◆ Short task: Pick out each line of the records in which the word "NaOH" appears.

◆ Listed records:
● ● ●

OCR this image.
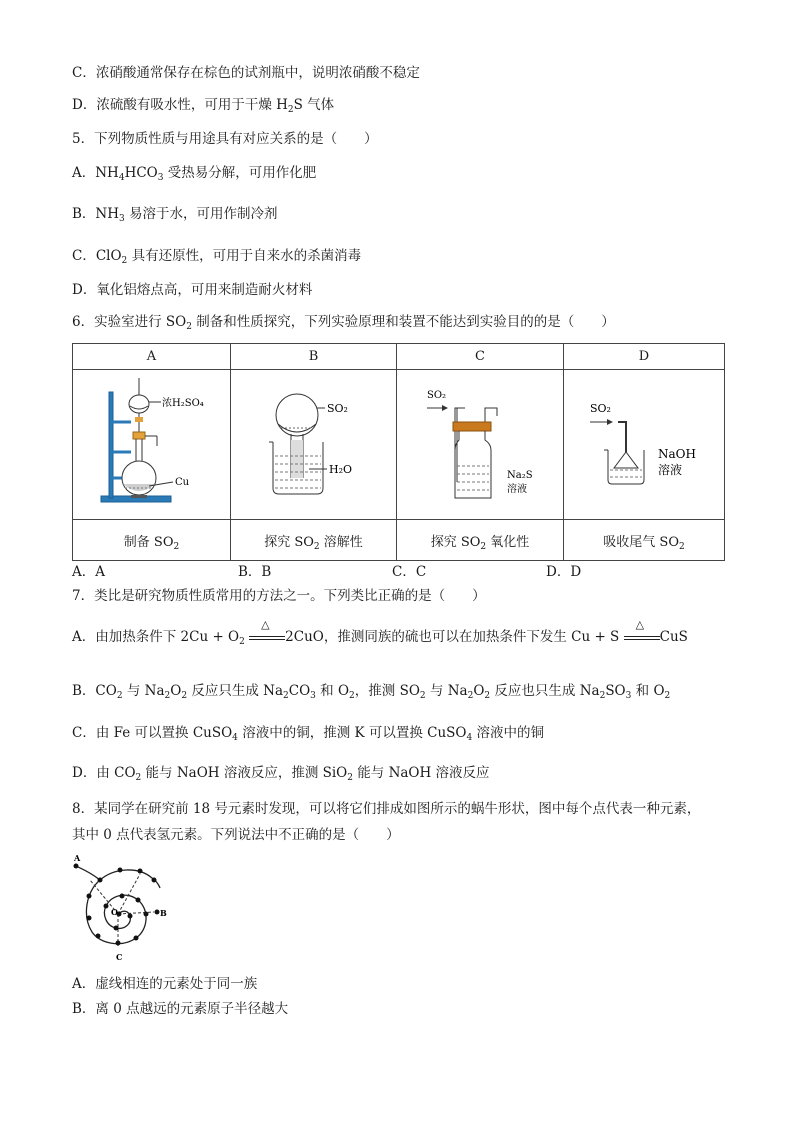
C．浓硝酸通常保存在棕色的试剂瓶中，说明浓硝酸不稳定
D．浓硫酸有吸水性，可用于干燥 $H_2S$ 气体
5．下列物质性质与用途具有对应关系的是（　　）
A．$NH_4HCO_3$ 受热易分解，可用作化肥
B．$NH_3$ 易溶于水，可用作制冷剂
C．ClO$_2$ 具有还原性，可用于自来水的杀菌消毒
D．氧化铝熔点高，可用来制造耐火材料
6．实验室进行 $SO_2$ 制备和性质探究，下列实验原理和装置不能达到实验目的的是（　　）
A	B	C	D

浓H₂SO₄
Cu	SO₂
H₂O	SO₂
Na₂S
溶液	SO₂
NaOH
溶液

制备 $SO_2$	探究 $SO_2$ 溶解性	探究 $SO_2$ 氧化性	吸收尾气 $SO_2$
A．A	B．B	C．C	D．D
7．类比是研究物质性质常用的方法之一。下列类比正确的是（　　）
A．由加热条件下 $2Cu + O_2$
△
2CuO，推测同族的硫也可以在加热条件下发生 Cu + S
△
CuS
B．$CO_2$ 与 $Na_2O_2$ 反应只生成 $Na_2CO_3$ 和 $O_2$，推测 $SO_2$ 与 $Na_2O_2$ 反应也只生成 $Na_2SO_3$ 和 $O_2$
C．由 Fe 可以置换 CuSO$_4$ 溶液中的铜，推测 K 可以置换 CuSO$_4$ 溶液中的铜
D．由 $CO_2$ 能与 NaOH 溶液反应，推测 SiO$_2$ 能与 NaOH 溶液反应
8．某同学在研究前 18 号元素时发现，可以将它们排成如图所示的蜗牛形状，图中每个点代表一种元素，
其中 0 点代表氢元素。下列说法中不正确的是（　　）
A
B
C
O
A．虚线相连的元素处于同一族
B．离 0 点越远的元素原子半径越大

● ● ●

◆ Answer to this exercise:
NaOH
D．由 $CO_2$ 能与 NaOH 溶液反应，推测 SiO$_2$ 能与 NaOH 溶液反应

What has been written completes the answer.